(Dataset items)
★ ★ ★ ★ ★ ★ ★
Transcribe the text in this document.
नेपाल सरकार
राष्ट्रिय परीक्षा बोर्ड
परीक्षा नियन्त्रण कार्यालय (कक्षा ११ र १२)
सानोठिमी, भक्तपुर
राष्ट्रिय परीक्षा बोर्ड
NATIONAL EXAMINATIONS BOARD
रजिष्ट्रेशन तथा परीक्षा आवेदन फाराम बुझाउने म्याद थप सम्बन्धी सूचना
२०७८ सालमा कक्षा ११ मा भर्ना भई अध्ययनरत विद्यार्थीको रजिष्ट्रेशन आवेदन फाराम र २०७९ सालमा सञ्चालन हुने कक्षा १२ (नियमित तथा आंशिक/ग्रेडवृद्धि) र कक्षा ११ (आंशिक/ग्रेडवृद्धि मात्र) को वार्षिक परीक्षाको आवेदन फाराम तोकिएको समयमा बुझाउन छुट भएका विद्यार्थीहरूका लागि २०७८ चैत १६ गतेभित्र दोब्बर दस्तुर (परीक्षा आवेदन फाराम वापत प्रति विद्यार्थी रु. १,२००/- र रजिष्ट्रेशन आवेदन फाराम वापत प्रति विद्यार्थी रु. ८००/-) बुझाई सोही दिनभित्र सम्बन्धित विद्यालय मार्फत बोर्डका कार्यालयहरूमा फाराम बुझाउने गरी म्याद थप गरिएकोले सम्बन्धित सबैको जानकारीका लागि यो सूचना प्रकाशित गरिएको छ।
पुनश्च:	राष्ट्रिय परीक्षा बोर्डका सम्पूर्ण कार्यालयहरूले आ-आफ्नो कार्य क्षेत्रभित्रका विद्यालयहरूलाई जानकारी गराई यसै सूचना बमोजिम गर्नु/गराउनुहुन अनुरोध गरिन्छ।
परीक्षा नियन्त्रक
★ ★ ★ ★ ★ ★ ★
• **Your task**
Your task is to repeat each line of the material exactly.

• **Solution to this exercise**
Transcribe the text in this document.
नेपाल सरकार
राष्ट्रिय परीक्षा बोर्ड
परीक्षा नियन्त्रण कार्यालय (कक्षा ११ र १२)
सानोठिमी, भक्तपुर
राष्ट्रिय परीक्षा बोर्ड
NATIONAL EXAMINATIONS BOARD
रजिष्ट्रेशन तथा परीक्षा आवेदन फाराम बुझाउने म्याद थप सम्बन्धी सूचना
२०७८ सालमा कक्षा ११ मा भर्ना भई अध्ययनरत विद्यार्थीको रजिष्ट्रेशन आवेदन फाराम र २०७९ सालमा सञ्चालन हुने कक्षा १२ (नियमित तथा आंशिक/ग्रेडवृद्धि) र कक्षा ११ (आंशिक/ग्रेडवृद्धि मात्र) को वार्षिक परीक्षाको आवेदन फाराम तोकिएको समयमा बुझाउन छुट भएका विद्यार्थीहरूका लागि २०७८ चैत १६ गतेभित्र दोब्बर दस्तुर (परीक्षा आवेदन फाराम वापत प्रति विद्यार्थी रु. १,२००/- र रजिष्ट्रेशन आवेदन फाराम वापत प्रति विद्यार्थी रु. ८००/-) बुझाई सोही दिनभित्र सम्बन्धित विद्यालय मार्फत बोर्डका कार्यालयहरूमा फाराम बुझाउने गरी म्याद थप गरिएकोले सम्बन्धित सबैको जानकारीका लागि यो सूचना प्रकाशित गरिएको छ।
पुनश्च:	राष्ट्रिय परीक्षा बोर्डका सम्पूर्ण कार्यालयहरूले आ-आफ्नो कार्य क्षेत्रभित्रका विद्यालयहरूलाई जानकारी गराई यसै सूचना बमोजिम गर्नु/गराउनुहुन अनुरोध गरिन्छ।
परीक्षा नियन्त्रक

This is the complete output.